▸ Brief
Repeat all of the data precisely.

▬▬▬▬▬▬

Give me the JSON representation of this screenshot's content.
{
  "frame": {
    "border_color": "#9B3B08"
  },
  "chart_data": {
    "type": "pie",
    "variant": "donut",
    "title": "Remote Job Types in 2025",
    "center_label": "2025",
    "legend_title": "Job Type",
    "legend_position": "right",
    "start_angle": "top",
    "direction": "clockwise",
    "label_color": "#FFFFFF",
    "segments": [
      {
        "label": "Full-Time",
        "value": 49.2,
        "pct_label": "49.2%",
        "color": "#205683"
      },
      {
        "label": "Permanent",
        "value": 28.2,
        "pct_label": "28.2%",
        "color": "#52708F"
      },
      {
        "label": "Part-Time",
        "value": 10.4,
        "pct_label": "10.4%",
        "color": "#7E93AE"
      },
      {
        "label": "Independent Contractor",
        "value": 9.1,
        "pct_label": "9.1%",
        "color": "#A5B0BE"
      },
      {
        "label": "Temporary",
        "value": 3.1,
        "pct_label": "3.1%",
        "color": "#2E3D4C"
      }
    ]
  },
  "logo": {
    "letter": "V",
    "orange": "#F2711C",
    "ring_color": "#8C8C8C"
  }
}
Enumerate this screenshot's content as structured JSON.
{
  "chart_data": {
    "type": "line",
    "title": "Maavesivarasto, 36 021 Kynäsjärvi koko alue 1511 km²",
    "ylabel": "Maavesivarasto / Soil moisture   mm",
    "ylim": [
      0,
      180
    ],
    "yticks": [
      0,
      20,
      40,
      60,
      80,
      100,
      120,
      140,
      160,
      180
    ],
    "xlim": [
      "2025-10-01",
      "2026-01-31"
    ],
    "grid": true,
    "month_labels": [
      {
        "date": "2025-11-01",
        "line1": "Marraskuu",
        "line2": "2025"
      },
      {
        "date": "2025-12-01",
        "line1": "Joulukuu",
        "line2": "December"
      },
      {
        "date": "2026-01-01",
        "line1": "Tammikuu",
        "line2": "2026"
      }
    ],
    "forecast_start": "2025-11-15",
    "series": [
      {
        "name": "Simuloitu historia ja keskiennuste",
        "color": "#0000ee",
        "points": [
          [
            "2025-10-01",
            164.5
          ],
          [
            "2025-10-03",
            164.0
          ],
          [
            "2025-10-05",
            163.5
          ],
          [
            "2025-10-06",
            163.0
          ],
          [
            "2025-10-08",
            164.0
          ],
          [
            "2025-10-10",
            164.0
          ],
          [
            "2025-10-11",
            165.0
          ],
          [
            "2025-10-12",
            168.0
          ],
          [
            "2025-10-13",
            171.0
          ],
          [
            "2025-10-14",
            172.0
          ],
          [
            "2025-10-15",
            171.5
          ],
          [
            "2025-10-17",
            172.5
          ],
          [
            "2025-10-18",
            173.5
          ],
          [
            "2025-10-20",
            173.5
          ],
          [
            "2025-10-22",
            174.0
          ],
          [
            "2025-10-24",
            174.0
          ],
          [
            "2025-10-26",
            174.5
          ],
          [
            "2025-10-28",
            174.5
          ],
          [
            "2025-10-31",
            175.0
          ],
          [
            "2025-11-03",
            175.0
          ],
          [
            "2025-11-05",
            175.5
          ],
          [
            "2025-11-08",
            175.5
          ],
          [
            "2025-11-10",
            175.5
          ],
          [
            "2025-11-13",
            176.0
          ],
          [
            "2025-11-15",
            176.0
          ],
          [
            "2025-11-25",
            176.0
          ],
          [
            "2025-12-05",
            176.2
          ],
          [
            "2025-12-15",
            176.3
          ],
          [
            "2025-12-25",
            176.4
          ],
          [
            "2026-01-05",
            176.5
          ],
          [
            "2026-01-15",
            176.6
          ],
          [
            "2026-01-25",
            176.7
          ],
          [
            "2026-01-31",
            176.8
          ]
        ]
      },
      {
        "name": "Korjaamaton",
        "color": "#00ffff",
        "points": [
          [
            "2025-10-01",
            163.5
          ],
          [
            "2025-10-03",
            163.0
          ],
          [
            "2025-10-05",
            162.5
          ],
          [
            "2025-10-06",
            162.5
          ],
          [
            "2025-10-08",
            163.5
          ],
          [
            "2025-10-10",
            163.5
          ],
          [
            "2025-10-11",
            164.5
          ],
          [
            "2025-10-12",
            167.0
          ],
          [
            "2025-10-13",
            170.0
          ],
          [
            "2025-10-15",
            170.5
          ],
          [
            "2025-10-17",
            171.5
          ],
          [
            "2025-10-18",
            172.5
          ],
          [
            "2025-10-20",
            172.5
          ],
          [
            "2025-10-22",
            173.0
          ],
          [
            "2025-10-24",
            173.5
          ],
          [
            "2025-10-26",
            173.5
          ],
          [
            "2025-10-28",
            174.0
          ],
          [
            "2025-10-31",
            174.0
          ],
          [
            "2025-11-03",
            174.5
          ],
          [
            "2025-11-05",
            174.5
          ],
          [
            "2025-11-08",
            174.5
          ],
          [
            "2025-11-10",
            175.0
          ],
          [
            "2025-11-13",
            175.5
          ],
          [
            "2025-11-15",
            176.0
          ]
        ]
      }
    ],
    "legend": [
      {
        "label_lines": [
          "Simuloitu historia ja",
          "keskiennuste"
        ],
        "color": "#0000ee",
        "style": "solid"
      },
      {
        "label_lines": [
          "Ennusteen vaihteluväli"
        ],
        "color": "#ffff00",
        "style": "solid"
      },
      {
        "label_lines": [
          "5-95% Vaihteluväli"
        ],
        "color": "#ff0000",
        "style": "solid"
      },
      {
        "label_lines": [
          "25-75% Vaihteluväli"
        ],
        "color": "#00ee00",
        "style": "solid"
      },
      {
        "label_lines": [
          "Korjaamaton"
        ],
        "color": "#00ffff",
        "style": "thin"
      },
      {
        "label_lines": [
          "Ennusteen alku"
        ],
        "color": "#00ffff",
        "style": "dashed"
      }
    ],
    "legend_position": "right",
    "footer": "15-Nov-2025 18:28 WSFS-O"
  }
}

▬▬▬▬▬▬

▸ Exercise result
Give me the JSON representation of this screenshot's content.
{
  "frame": {
    "border_color": "#9B3B08"
  },
  "chart_data": {
    "type": "pie",
    "variant": "donut",
    "title": "Remote Job Types in 2025",
    "center_label": "2025",
    "legend_title": "Job Type",
    "legend_position": "right",
    "start_angle": "top",
    "direction": "clockwise",
    "label_color": "#FFFFFF",
    "segments": [
      {
        "label": "Full-Time",
        "value": 49.2,
        "pct_label": "49.2%",
        "color": "#205683"
      },
      {
        "label": "Permanent",
        "value": 28.2,
        "pct_label": "28.2%",
        "color": "#52708F"
      },
      {
        "label": "Part-Time",
        "value": 10.4,
        "pct_label": "10.4%",
        "color": "#7E93AE"
      },
      {
        "label": "Independent Contractor",
        "value": 9.1,
        "pct_label": "9.1%",
        "color": "#A5B0BE"
      },
      {
        "label": "Temporary",
        "value": 3.1,
        "pct_label": "3.1%",
        "color": "#2E3D4C"
      }
    ]
  },
  "logo": {
    "letter": "V",
    "orange": "#F2711C",
    "ring_color": "#8C8C8C"
  }
}
Enumerate this screenshot's content as structured JSON.
{
  "chart_data": {
    "type": "line",
    "title": "Maavesivarasto, 36 021 Kynäsjärvi koko alue 1511 km²",
    "ylabel": "Maavesivarasto / Soil moisture   mm",
    "ylim": [
      0,
      180
    ],
    "yticks": [
      0,
      20,
      40,
      60,
      80,
      100,
      120,
      140,
      160,
      180
    ],
    "xlim": [
      "2025-10-01",
      "2026-01-31"
    ],
    "grid": true,
    "month_labels": [
      {
        "date": "2025-11-01",
        "line1": "Marraskuu",
        "line2": "2025"
      },
      {
        "date": "2025-12-01",
        "line1": "Joulukuu",
        "line2": "December"
      },
      {
        "date": "2026-01-01",
        "line1": "Tammikuu",
        "line2": "2026"
      }
    ],
    "forecast_start": "2025-11-15",
    "series": [
      {
        "name": "Simuloitu historia ja keskiennuste",
        "color": "#0000ee",
        "points": [
          [
            "2025-10-01",
            164.5
          ],
          [
            "2025-10-03",
            164.0
          ],
          [
            "2025-10-05",
            163.5
          ],
          [
            "2025-10-06",
            163.0
          ],
          [
            "2025-10-08",
            164.0
          ],
          [
            "2025-10-10",
            164.0
          ],
          [
            "2025-10-11",
            165.0
          ],
          [
            "2025-10-12",
            168.0
          ],
          [
            "2025-10-13",
            171.0
          ],
          [
            "2025-10-14",
            172.0
          ],
          [
            "2025-10-15",
            171.5
          ],
          [
            "2025-10-17",
            172.5
          ],
          [
            "2025-10-18",
            173.5
          ],
          [
            "2025-10-20",
            173.5
          ],
          [
            "2025-10-22",
            174.0
          ],
          [
            "2025-10-24",
            174.0
          ],
          [
            "2025-10-26",
            174.5
          ],
          [
            "2025-10-28",
            174.5
          ],
          [
            "2025-10-31",
            175.0
          ],
          [
            "2025-11-03",
            175.0
          ],
          [
            "2025-11-05",
            175.5
          ],
          [
            "2025-11-08",
            175.5
          ],
          [
            "2025-11-10",
            175.5
          ],
          [
            "2025-11-13",
            176.0
          ],
          [
            "2025-11-15",
            176.0
          ],
          [
            "2025-11-25",
            176.0
          ],
          [
            "2025-12-05",
            176.2
          ],
          [
            "2025-12-15",
            176.3
          ],
          [
            "2025-12-25",
            176.4
          ],
          [
            "2026-01-05",
            176.5
          ],
          [
            "2026-01-15",
            176.6
          ],
          [
            "2026-01-25",
            176.7
          ],
          [
            "2026-01-31",
            176.8
          ]
        ]
      },
      {
        "name": "Korjaamaton",
        "color": "#00ffff",
        "points": [
          [
            "2025-10-01",
            163.5
          ],
          [
            "2025-10-03",
            163.0
          ],
          [
            "2025-10-05",
            162.5
          ],
          [
            "2025-10-06",
            162.5
          ],
          [
            "2025-10-08",
            163.5
          ],
          [
            "2025-10-10",
            163.5
          ],
          [
            "2025-10-11",
            164.5
          ],
          [
            "2025-10-12",
            167.0
          ],
          [
            "2025-10-13",
            170.0
          ],
          [
            "2025-10-15",
            170.5
          ],
          [
            "2025-10-17",
            171.5
          ],
          [
            "2025-10-18",
            172.5
          ],
          [
            "2025-10-20",
            172.5
          ],
          [
            "2025-10-22",
            173.0
          ],
          [
            "2025-10-24",
            173.5
          ],
          [
            "2025-10-26",
            173.5
          ],
          [
            "2025-10-28",
            174.0
          ],
          [
            "2025-10-31",
            174.0
          ],
          [
            "2025-11-03",
            174.5
          ],
          [
            "2025-11-05",
            174.5
          ],
          [
            "2025-11-08",
            174.5
          ],
          [
            "2025-11-10",
            175.0
          ],
          [
            "2025-11-13",
            175.5
          ],
          [
            "2025-11-15",
            176.0
          ]
        ]
      }
    ],
    "legend": [
      {
        "label_lines": [
          "Simuloitu historia ja",
          "keskiennuste"
        ],
        "color": "#0000ee",
        "style": "solid"
      },
      {
        "label_lines": [
          "Ennusteen vaihteluväli"
        ],
        "color": "#ffff00",
        "style": "solid"
      },
      {
        "label_lines": [
          "5-95% Vaihteluväli"
        ],
        "color": "#ff0000",
        "style": "solid"
      },
      {
        "label_lines": [
          "25-75% Vaihteluväli"
        ],
        "color": "#00ee00",
        "style": "solid"
      },
      {
        "label_lines": [
          "Korjaamaton"
        ],
        "color": "#00ffff",
        "style": "thin"
      },
      {
        "label_lines": [
          "Ennusteen alku"
        ],
        "color": "#00ffff",
        "style": "dashed"
      }
    ],
    "legend_position": "right",
    "footer": "15-Nov-2025 18:28 WSFS-O"
  }
}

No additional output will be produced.